--- start Provided information ---

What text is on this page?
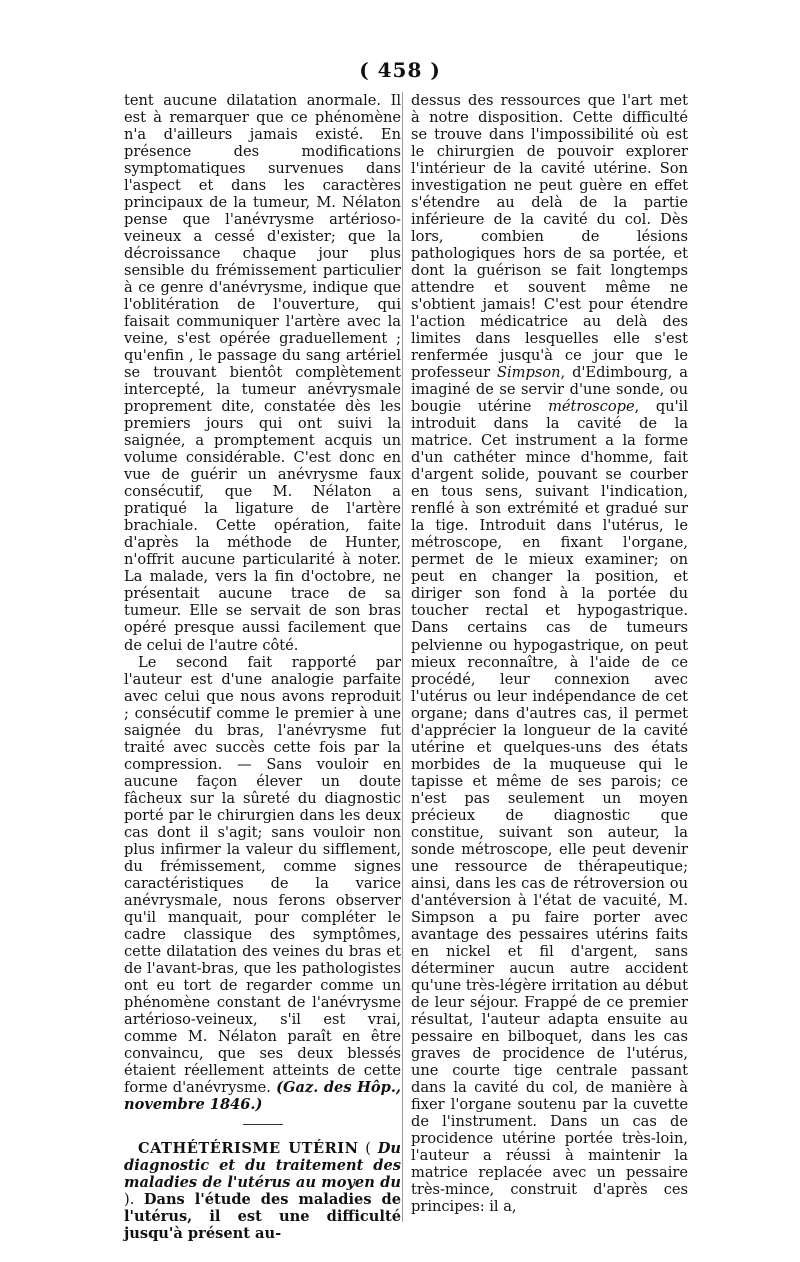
( 458 )

tent aucune dilatation anormale. Il est à remarquer que ce phénomène n'a d'ailleurs jamais existé. En présence des modifications symptomatiques survenues dans l'aspect et dans les caractères principaux de la tumeur, M. Nélaton pense que l'anévrysme artérioso-veineux a cessé d'exister; que la décroissance chaque jour plus sensible du frémissement particulier à ce genre d'anévrysme, indique que l'oblitération de l'ouverture, qui faisait communiquer l'artère avec la veine, s'est opérée graduellement ; qu'enfin , le passage du sang artériel se trouvant bientôt complètement intercepté, la tumeur anévrysmale proprement dite, constatée dès les premiers jours qui ont suivi la saignée, a promptement acquis un volume considérable. C'est donc en vue de guérir un anévrysme faux consécutif, que M. Nélaton a pratiqué la ligature de l'artère brachiale. Cette opération, faite d'après la méthode de Hunter, n'offrit aucune particularité à noter. La malade, vers la fin d'octobre, ne présentait aucune trace de sa tumeur. Elle se servait de son bras opéré presque aussi facilement que de celui de l'autre côté.

Le second fait rapporté par l'auteur est d'une analogie parfaite avec celui que nous avons reproduit ; consécutif comme le premier à une saignée du bras, l'anévrysme fut traité avec succès cette fois par la compression. — Sans vouloir en aucune façon élever un doute fâcheux sur la sûreté du diagnostic porté par le chirurgien dans les deux cas dont il s'agit; sans vouloir non plus infirmer la valeur du sifflement, du frémissement, comme signes caractéristiques de la varice anévrysmale, nous ferons observer qu'il manquait, pour compléter le cadre classique des symptômes, cette dilatation des veines du bras et de l'avant-bras, que les pathologistes ont eu tort de regarder comme un phénomène constant de l'anévrysme artérioso-veineux, s'il est vrai, comme M. Nélaton paraît en être convaincu, que ses deux blessés étaient réellement atteints de cette forme d'anévrysme. (Gaz. des Hôp., novembre 1846.)

CATHÉTÉRISME UTÉRIN ( Du diagnostic et du traitement des maladies de l'utérus au moyen du ). Dans l'étude des maladies de l'utérus, il est une difficulté jusqu'à présent au-

dessus des ressources que l'art met à notre disposition. Cette difficulté se trouve dans l'impossibilité où est le chirurgien de pouvoir explorer l'intérieur de la cavité utérine. Son investigation ne peut guère en effet s'étendre au delà de la partie inférieure de la cavité du col. Dès lors, combien de lésions pathologiques hors de sa portée, et dont la guérison se fait longtemps attendre et souvent même ne s'obtient jamais! C'est pour étendre l'action médicatrice au delà des limites dans lesquelles elle s'est renfermée jusqu'à ce jour que le professeur Simpson, d'Edimbourg, a imaginé de se servir d'une sonde, ou bougie utérine métroscope, qu'il introduit dans la cavité de la matrice. Cet instrument a la forme d'un cathéter mince d'homme, fait d'argent solide, pouvant se courber en tous sens, suivant l'indication, renflé à son extrémité et gradué sur la tige. Introduit dans l'utérus, le métroscope, en fixant l'organe, permet de le mieux examiner; on peut en changer la position, et diriger son fond à la portée du toucher rectal et hypogastrique. Dans certains cas de tumeurs pelvienne ou hypogastrique, on peut mieux reconnaître, à l'aide de ce procédé, leur connexion avec l'utérus ou leur indépendance de cet organe; dans d'autres cas, il permet d'apprécier la longueur de la cavité utérine et quelques-uns des états morbides de la muqueuse qui le tapisse et même de ses parois; ce n'est pas seulement un moyen précieux de diagnostic que constitue, suivant son auteur, la sonde métroscope, elle peut devenir une ressource de thérapeutique; ainsi, dans les cas de rétroversion ou d'antéversion à l'état de vacuité, M. Simpson a pu faire porter avec avantage des pessaires utérins faits en nickel et fil d'argent, sans déterminer aucun autre accident qu'une très-légère irritation au début de leur séjour. Frappé de ce premier résultat, l'auteur adapta ensuite au pessaire en bilboquet, dans les cas graves de procidence de l'utérus, une courte tige centrale passant dans la cavité du col, de manière à fixer l'organe soutenu par la cuvette de l'instrument. Dans un cas de procidence utérine portée très-loin, l'auteur a réussi à maintenir la matrice replacée avec un pessaire très-mince, construit d'après ces principes: il a,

--- end Provided information ---

▸ Task directions
Omit the pictures and output all of the other material exactly.

▸ Complete response
What text is on this page?
( 458 )

tent aucune dilatation anormale. Il est à remarquer que ce phénomène n'a d'ailleurs jamais existé. En présence des modifications symptomatiques survenues dans l'aspect et dans les caractères principaux de la tumeur, M. Nélaton pense que l'anévrysme artérioso-veineux a cessé d'exister; que la décroissance chaque jour plus sensible du frémissement particulier à ce genre d'anévrysme, indique que l'oblitération de l'ouverture, qui faisait communiquer l'artère avec la veine, s'est opérée graduellement ; qu'enfin , le passage du sang artériel se trouvant bientôt complètement intercepté, la tumeur anévrysmale proprement dite, constatée dès les premiers jours qui ont suivi la saignée, a promptement acquis un volume considérable. C'est donc en vue de guérir un anévrysme faux consécutif, que M. Nélaton a pratiqué la ligature de l'artère brachiale. Cette opération, faite d'après la méthode de Hunter, n'offrit aucune particularité à noter. La malade, vers la fin d'octobre, ne présentait aucune trace de sa tumeur. Elle se servait de son bras opéré presque aussi facilement que de celui de l'autre côté.

Le second fait rapporté par l'auteur est d'une analogie parfaite avec celui que nous avons reproduit ; consécutif comme le premier à une saignée du bras, l'anévrysme fut traité avec succès cette fois par la compression. — Sans vouloir en aucune façon élever un doute fâcheux sur la sûreté du diagnostic porté par le chirurgien dans les deux cas dont il s'agit; sans vouloir non plus infirmer la valeur du sifflement, du frémissement, comme signes caractéristiques de la varice anévrysmale, nous ferons observer qu'il manquait, pour compléter le cadre classique des symptômes, cette dilatation des veines du bras et de l'avant-bras, que les pathologistes ont eu tort de regarder comme un phénomène constant de l'anévrysme artérioso-veineux, s'il est vrai, comme M. Nélaton paraît en être convaincu, que ses deux blessés étaient réellement atteints de cette forme d'anévrysme. (Gaz. des Hôp., novembre 1846.)

CATHÉTÉRISME UTÉRIN ( Du diagnostic et du traitement des maladies de l'utérus au moyen du ). Dans l'étude des maladies de l'utérus, il est une difficulté jusqu'à présent au-

dessus des ressources que l'art met à notre disposition. Cette difficulté se trouve dans l'impossibilité où est le chirurgien de pouvoir explorer l'intérieur de la cavité utérine. Son investigation ne peut guère en effet s'étendre au delà de la partie inférieure de la cavité du col. Dès lors, combien de lésions pathologiques hors de sa portée, et dont la guérison se fait longtemps attendre et souvent même ne s'obtient jamais! C'est pour étendre l'action médicatrice au delà des limites dans lesquelles elle s'est renfermée jusqu'à ce jour que le professeur Simpson, d'Edimbourg, a imaginé de se servir d'une sonde, ou bougie utérine métroscope, qu'il introduit dans la cavité de la matrice. Cet instrument a la forme d'un cathéter mince d'homme, fait d'argent solide, pouvant se courber en tous sens, suivant l'indication, renflé à son extrémité et gradué sur la tige. Introduit dans l'utérus, le métroscope, en fixant l'organe, permet de le mieux examiner; on peut en changer la position, et diriger son fond à la portée du toucher rectal et hypogastrique. Dans certains cas de tumeurs pelvienne ou hypogastrique, on peut mieux reconnaître, à l'aide de ce procédé, leur connexion avec l'utérus ou leur indépendance de cet organe; dans d'autres cas, il permet d'apprécier la longueur de la cavité utérine et quelques-uns des états morbides de la muqueuse qui le tapisse et même de ses parois; ce n'est pas seulement un moyen précieux de diagnostic que constitue, suivant son auteur, la sonde métroscope, elle peut devenir une ressource de thérapeutique; ainsi, dans les cas de rétroversion ou d'antéversion à l'état de vacuité, M. Simpson a pu faire porter avec avantage des pessaires utérins faits en nickel et fil d'argent, sans déterminer aucun autre accident qu'une très-légère irritation au début de leur séjour. Frappé de ce premier résultat, l'auteur adapta ensuite au pessaire en bilboquet, dans les cas graves de procidence de l'utérus, une courte tige centrale passant dans la cavité du col, de manière à fixer l'organe soutenu par la cuvette de l'instrument. Dans un cas de procidence utérine portée très-loin, l'auteur a réussi à maintenir la matrice replacée avec un pessaire très-mince, construit d'après ces principes: il a,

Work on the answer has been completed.